[Data entries]
----------------

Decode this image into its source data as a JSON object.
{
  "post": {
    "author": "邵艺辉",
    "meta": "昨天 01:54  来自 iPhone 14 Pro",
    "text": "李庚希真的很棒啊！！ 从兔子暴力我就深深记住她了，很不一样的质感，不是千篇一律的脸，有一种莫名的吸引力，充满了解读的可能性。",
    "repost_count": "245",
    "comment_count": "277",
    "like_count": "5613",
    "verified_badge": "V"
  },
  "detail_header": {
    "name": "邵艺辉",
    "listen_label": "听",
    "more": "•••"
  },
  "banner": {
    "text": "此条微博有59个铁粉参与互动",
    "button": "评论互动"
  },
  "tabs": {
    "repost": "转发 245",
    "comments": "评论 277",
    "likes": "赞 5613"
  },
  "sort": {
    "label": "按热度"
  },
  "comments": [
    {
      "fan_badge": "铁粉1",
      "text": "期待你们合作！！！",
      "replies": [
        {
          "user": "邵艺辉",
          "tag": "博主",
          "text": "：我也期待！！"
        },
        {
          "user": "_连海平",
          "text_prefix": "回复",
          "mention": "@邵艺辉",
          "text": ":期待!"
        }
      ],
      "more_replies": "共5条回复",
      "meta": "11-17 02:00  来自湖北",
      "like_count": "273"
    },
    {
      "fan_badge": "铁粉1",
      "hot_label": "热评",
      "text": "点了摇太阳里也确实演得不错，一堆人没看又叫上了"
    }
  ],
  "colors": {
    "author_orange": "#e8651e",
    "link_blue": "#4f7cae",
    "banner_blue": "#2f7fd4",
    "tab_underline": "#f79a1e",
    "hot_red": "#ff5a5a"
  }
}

----------------

▶ WHAT NEEDS TO BE DONE: All of the entries must be quoted exactly; please include each one.

▶ SOLUTION:
Decode this image into its source data as a JSON object.
{
  "post": {
    "author": "邵艺辉",
    "meta": "昨天 01:54  来自 iPhone 14 Pro",
    "text": "李庚希真的很棒啊！！ 从兔子暴力我就深深记住她了，很不一样的质感，不是千篇一律的脸，有一种莫名的吸引力，充满了解读的可能性。",
    "repost_count": "245",
    "comment_count": "277",
    "like_count": "5613",
    "verified_badge": "V"
  },
  "detail_header": {
    "name": "邵艺辉",
    "listen_label": "听",
    "more": "•••"
  },
  "banner": {
    "text": "此条微博有59个铁粉参与互动",
    "button": "评论互动"
  },
  "tabs": {
    "repost": "转发 245",
    "comments": "评论 277",
    "likes": "赞 5613"
  },
  "sort": {
    "label": "按热度"
  },
  "comments": [
    {
      "fan_badge": "铁粉1",
      "text": "期待你们合作！！！",
      "replies": [
        {
          "user": "邵艺辉",
          "tag": "博主",
          "text": "：我也期待！！"
        },
        {
          "user": "_连海平",
          "text_prefix": "回复",
          "mention": "@邵艺辉",
          "text": ":期待!"
        }
      ],
      "more_replies": "共5条回复",
      "meta": "11-17 02:00  来自湖北",
      "like_count": "273"
    },
    {
      "fan_badge": "铁粉1",
      "hot_label": "热评",
      "text": "点了摇太阳里也确实演得不错，一堆人没看又叫上了"
    }
  ],
  "colors": {
    "author_orange": "#e8651e",
    "link_blue": "#4f7cae",
    "banner_blue": "#2f7fd4",
    "tab_underline": "#f79a1e",
    "hot_red": "#ff5a5a"
  }
}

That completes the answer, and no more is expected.